Data records:
_ _ _ _ _

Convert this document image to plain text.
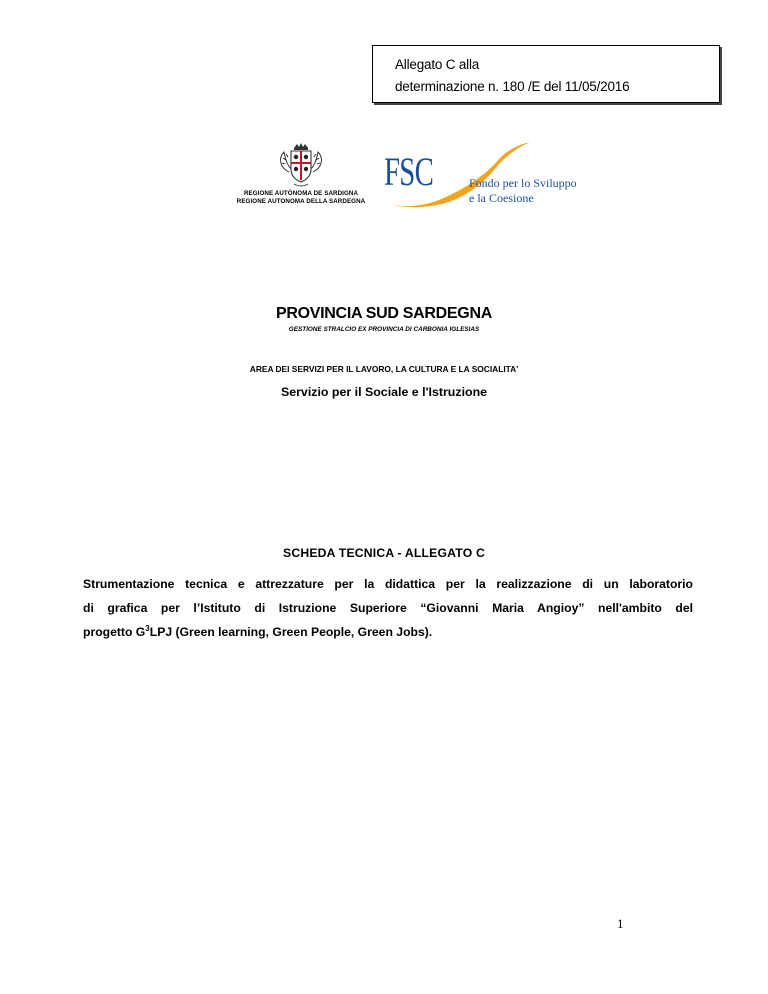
Allegato C alla
determinazione n. 180 /E del 11/05/2016
REGIONE AUTÒNOMA DE SARDIGNA
REGIONE AUTONOMA DELLA SARDEGNA
FSC	Fondo per lo Sviluppo
e la Coesione
PROVINCIA SUD SARDEGNA
GESTIONE STRALCIO EX PROVINCIA DI CARBONIA IGLESIAS
AREA DEI SERVIZI PER IL LAVORO, LA CULTURA E LA SOCIALITA'
Servizio per il Sociale e l'Istruzione
SCHEDA TECNICA - ALLEGATO C
Strumentazione tecnica e attrezzature per la didattica per la realizzazione di un laboratorio
di grafica per l’Istituto di Istruzione Superiore “Giovanni Maria Angioy” nell'ambito del
progetto $G^3LPJ$ (Green learning, Green People, Green Jobs).
1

_ _ _ _ _

__Exercise__.
Across the entries, how many lines hold the word "SARDEGNA"? Say only the number.

__Written response__.
2